## Start DATA RECORDS

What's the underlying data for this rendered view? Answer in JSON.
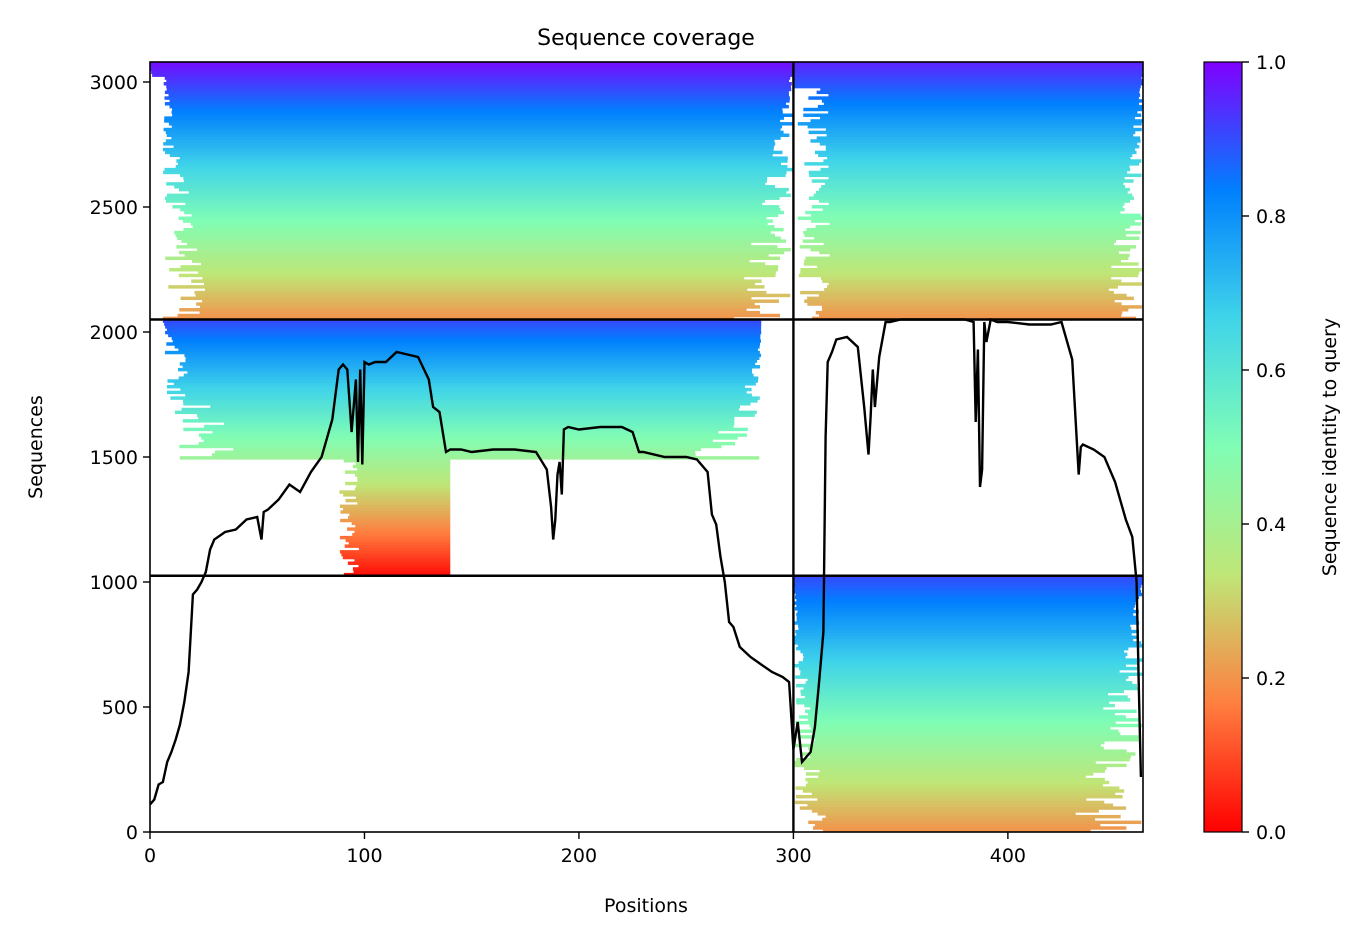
{
  "chart_data": {
    "type": "heatmap",
    "title": "Sequence coverage",
    "xlabel": "Positions",
    "ylabel": "Sequences",
    "xlim": [
      0,
      463
    ],
    "ylim": [
      0,
      3080
    ],
    "x_ticks": [
      0,
      100,
      200,
      300,
      400
    ],
    "y_ticks": [
      0,
      500,
      1000,
      1500,
      2000,
      2500,
      3000
    ],
    "grid": false,
    "colorbar": {
      "label": "Sequence identity to query",
      "range": [
        0,
        1
      ],
      "ticks": [
        "0.0",
        "0.2",
        "0.4",
        "0.6",
        "0.8",
        "1.0"
      ],
      "colormap": "rainbow_r",
      "colors": [
        "#ff0000",
        "#ff7f40",
        "#bfe677",
        "#80fdb5",
        "#40d4e9",
        "#0080fe",
        "#8000ff"
      ]
    },
    "separators": {
      "vertical_at_position": 300,
      "horizontal_at_sequences": [
        1025,
        2050
      ]
    },
    "blocks": [
      {
        "name": "upper-left",
        "x_range": [
          0,
          300
        ],
        "y_range": [
          2050,
          3080
        ],
        "identity_top": 0.98,
        "identity_bottom": 0.2,
        "coverage_note": "dense"
      },
      {
        "name": "upper-right",
        "x_range": [
          300,
          463
        ],
        "y_range": [
          2050,
          3080
        ],
        "identity_top": 0.95,
        "identity_bottom": 0.2
      },
      {
        "name": "middle-left",
        "x_range": [
          0,
          300
        ],
        "y_range": [
          1025,
          2050
        ],
        "identity_top": 0.9,
        "identity_bottom": 0.02
      },
      {
        "name": "lower-right",
        "x_range": [
          300,
          463
        ],
        "y_range": [
          0,
          1025
        ],
        "identity_top": 0.9,
        "identity_bottom": 0.2
      }
    ],
    "coverage_line": {
      "color": "#000000",
      "x": [
        0,
        2,
        4,
        6,
        8,
        10,
        12,
        14,
        16,
        18,
        20,
        22,
        24,
        26,
        28,
        30,
        35,
        40,
        45,
        50,
        52,
        53,
        55,
        60,
        65,
        70,
        75,
        80,
        85,
        88,
        90,
        92,
        94,
        96,
        97,
        98,
        99,
        100,
        102,
        105,
        110,
        115,
        120,
        125,
        130,
        132,
        135,
        138,
        140,
        145,
        150,
        160,
        170,
        180,
        185,
        187,
        188,
        189,
        190,
        191,
        192,
        193,
        195,
        200,
        210,
        220,
        225,
        228,
        230,
        240,
        250,
        255,
        260,
        262,
        264,
        266,
        268,
        270,
        272,
        275,
        280,
        285,
        290,
        295,
        298,
        300,
        302,
        304,
        306,
        308,
        310,
        312,
        314,
        315,
        316,
        318,
        320,
        325,
        330,
        333,
        335,
        336,
        337,
        338,
        340,
        343,
        345,
        350,
        360,
        370,
        380,
        384,
        385,
        386,
        387,
        388,
        389,
        390,
        392,
        395,
        400,
        410,
        420,
        425,
        430,
        433,
        434,
        435,
        440,
        445,
        450,
        455,
        458,
        460,
        461,
        462
      ],
      "y": [
        110,
        130,
        190,
        200,
        280,
        320,
        370,
        430,
        520,
        640,
        950,
        970,
        1000,
        1040,
        1130,
        1170,
        1200,
        1210,
        1250,
        1260,
        1170,
        1280,
        1290,
        1330,
        1390,
        1360,
        1440,
        1500,
        1650,
        1850,
        1870,
        1850,
        1600,
        1810,
        1480,
        1850,
        1470,
        1880,
        1870,
        1880,
        1880,
        1920,
        1910,
        1900,
        1810,
        1700,
        1680,
        1520,
        1530,
        1530,
        1520,
        1530,
        1530,
        1520,
        1450,
        1300,
        1170,
        1250,
        1430,
        1480,
        1350,
        1610,
        1620,
        1610,
        1620,
        1620,
        1600,
        1520,
        1520,
        1500,
        1500,
        1490,
        1440,
        1270,
        1230,
        1100,
        1000,
        840,
        820,
        740,
        700,
        670,
        640,
        620,
        600,
        330,
        440,
        280,
        300,
        320,
        420,
        600,
        800,
        1580,
        1880,
        1920,
        1970,
        1980,
        1940,
        1700,
        1510,
        1660,
        1850,
        1700,
        1900,
        2040,
        2040,
        2050,
        2050,
        2050,
        2050,
        2040,
        1640,
        1930,
        1380,
        1450,
        2040,
        1960,
        2050,
        2040,
        2040,
        2030,
        2030,
        2040,
        1890,
        1430,
        1540,
        1550,
        1530,
        1500,
        1400,
        1250,
        1180,
        1000,
        600,
        220
      ]
    }
  }
}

## End DATA RECORDS

→ AIM OF THE TASK: Output the records above exactly as they are, leaving out the pictures.

→ RESULT:
What's the underlying data for this rendered view? Answer in JSON.
{
  "chart_data": {
    "type": "heatmap",
    "title": "Sequence coverage",
    "xlabel": "Positions",
    "ylabel": "Sequences",
    "xlim": [
      0,
      463
    ],
    "ylim": [
      0,
      3080
    ],
    "x_ticks": [
      0,
      100,
      200,
      300,
      400
    ],
    "y_ticks": [
      0,
      500,
      1000,
      1500,
      2000,
      2500,
      3000
    ],
    "grid": false,
    "colorbar": {
      "label": "Sequence identity to query",
      "range": [
        0,
        1
      ],
      "ticks": [
        "0.0",
        "0.2",
        "0.4",
        "0.6",
        "0.8",
        "1.0"
      ],
      "colormap": "rainbow_r",
      "colors": [
        "#ff0000",
        "#ff7f40",
        "#bfe677",
        "#80fdb5",
        "#40d4e9",
        "#0080fe",
        "#8000ff"
      ]
    },
    "separators": {
      "vertical_at_position": 300,
      "horizontal_at_sequences": [
        1025,
        2050
      ]
    },
    "blocks": [
      {
        "name": "upper-left",
        "x_range": [
          0,
          300
        ],
        "y_range": [
          2050,
          3080
        ],
        "identity_top": 0.98,
        "identity_bottom": 0.2,
        "coverage_note": "dense"
      },
      {
        "name": "upper-right",
        "x_range": [
          300,
          463
        ],
        "y_range": [
          2050,
          3080
        ],
        "identity_top": 0.95,
        "identity_bottom": 0.2
      },
      {
        "name": "middle-left",
        "x_range": [
          0,
          300
        ],
        "y_range": [
          1025,
          2050
        ],
        "identity_top": 0.9,
        "identity_bottom": 0.02
      },
      {
        "name": "lower-right",
        "x_range": [
          300,
          463
        ],
        "y_range": [
          0,
          1025
        ],
        "identity_top": 0.9,
        "identity_bottom": 0.2
      }
    ],
    "coverage_line": {
      "color": "#000000",
      "x": [
        0,
        2,
        4,
        6,
        8,
        10,
        12,
        14,
        16,
        18,
        20,
        22,
        24,
        26,
        28,
        30,
        35,
        40,
        45,
        50,
        52,
        53,
        55,
        60,
        65,
        70,
        75,
        80,
        85,
        88,
        90,
        92,
        94,
        96,
        97,
        98,
        99,
        100,
        102,
        105,
        110,
        115,
        120,
        125,
        130,
        132,
        135,
        138,
        140,
        145,
        150,
        160,
        170,
        180,
        185,
        187,
        188,
        189,
        190,
        191,
        192,
        193,
        195,
        200,
        210,
        220,
        225,
        228,
        230,
        240,
        250,
        255,
        260,
        262,
        264,
        266,
        268,
        270,
        272,
        275,
        280,
        285,
        290,
        295,
        298,
        300,
        302,
        304,
        306,
        308,
        310,
        312,
        314,
        315,
        316,
        318,
        320,
        325,
        330,
        333,
        335,
        336,
        337,
        338,
        340,
        343,
        345,
        350,
        360,
        370,
        380,
        384,
        385,
        386,
        387,
        388,
        389,
        390,
        392,
        395,
        400,
        410,
        420,
        425,
        430,
        433,
        434,
        435,
        440,
        445,
        450,
        455,
        458,
        460,
        461,
        462
      ],
      "y": [
        110,
        130,
        190,
        200,
        280,
        320,
        370,
        430,
        520,
        640,
        950,
        970,
        1000,
        1040,
        1130,
        1170,
        1200,
        1210,
        1250,
        1260,
        1170,
        1280,
        1290,
        1330,
        1390,
        1360,
        1440,
        1500,
        1650,
        1850,
        1870,
        1850,
        1600,
        1810,
        1480,
        1850,
        1470,
        1880,
        1870,
        1880,
        1880,
        1920,
        1910,
        1900,
        1810,
        1700,
        1680,
        1520,
        1530,
        1530,
        1520,
        1530,
        1530,
        1520,
        1450,
        1300,
        1170,
        1250,
        1430,
        1480,
        1350,
        1610,
        1620,
        1610,
        1620,
        1620,
        1600,
        1520,
        1520,
        1500,
        1500,
        1490,
        1440,
        1270,
        1230,
        1100,
        1000,
        840,
        820,
        740,
        700,
        670,
        640,
        620,
        600,
        330,
        440,
        280,
        300,
        320,
        420,
        600,
        800,
        1580,
        1880,
        1920,
        1970,
        1980,
        1940,
        1700,
        1510,
        1660,
        1850,
        1700,
        1900,
        2040,
        2040,
        2050,
        2050,
        2050,
        2050,
        2040,
        1640,
        1930,
        1380,
        1450,
        2040,
        1960,
        2050,
        2040,
        2040,
        2030,
        2030,
        2040,
        1890,
        1430,
        1540,
        1550,
        1530,
        1500,
        1400,
        1250,
        1180,
        1000,
        600,
        220
      ]
    }
  }
}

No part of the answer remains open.